======== GIVEN TEXT ========

Encouraged by his weekly improvement and having been running for just a few months, Rick set a lofty goal to not merely qualify for the epic Boston Marathon, but to qualify using the able-bodied standards for a man his age. In July of 2008, at the Toronto Marathon, he ran an impressive 3:10, qualifying for Boston with about seven minutes to spare; seeing by this time that he was only six minutes off the World Record for a unilateral amputee, he set his sights on that record and on breaking the three-hour barrier.
In April of 2009, less than two years removed from his first laborious post-accident attempt at running on his new prosthesis, Rick ran Boston in a World Record 3:01:50. Although he didn't reach his goal of breaking three hours, he had smashed the former record of 3:04:00. His time placed him in the top six percent of the approximately 25,000 marathoners in the race. Even though Rick found that breaking the World Record was "harder than the accident" in terms of mental and physical pain, he wasn't done yet.

======== SUPPLIED MATERIAL ========

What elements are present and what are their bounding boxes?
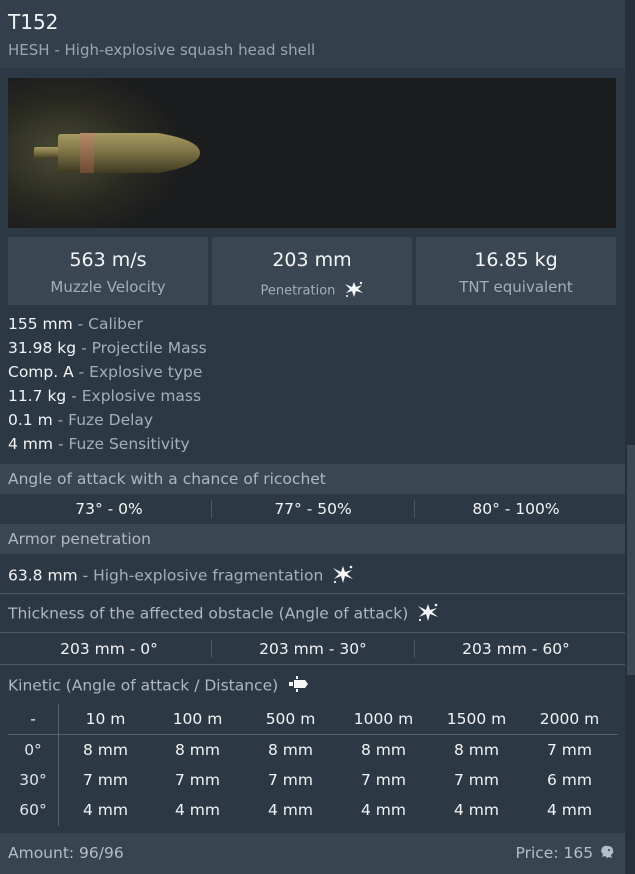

========

> AIM OF THE EXERCISE: Extend the text about Rick's marathon running, picking up right after its final sentence.

> FINAL RESULT:
A month after his Boston Marathon success, in May, Rick ran the MDS Nordion 10K (6.2 miles) in Ottawa, Canada, in a World Record 37:37 (an amazing 6:03/mile). Then in September, with a goal to set a new unilateral-amputee World Record for the half marathon (13.1 miles), he accomplished his mission with a 1:20:44 perfromance, breaking the old record by a little more than a minute.
In a couple of years Rick Ball went from struggling to complete two laps around a short indoor track to breaking three monumental World Records. As we can clearly see, he could have easily made excuses as to why the mere thought of becoming an elite runner was sheer folly. He didn't. Because he doesn't think like everyone else, like the average person, he doesn't get their results. He gets to enjoy the thrill of reaching extreme goals, of becoming that rare thing -- a World Champion! Rick Ball reminds us that we can make excuses or we can make tracks.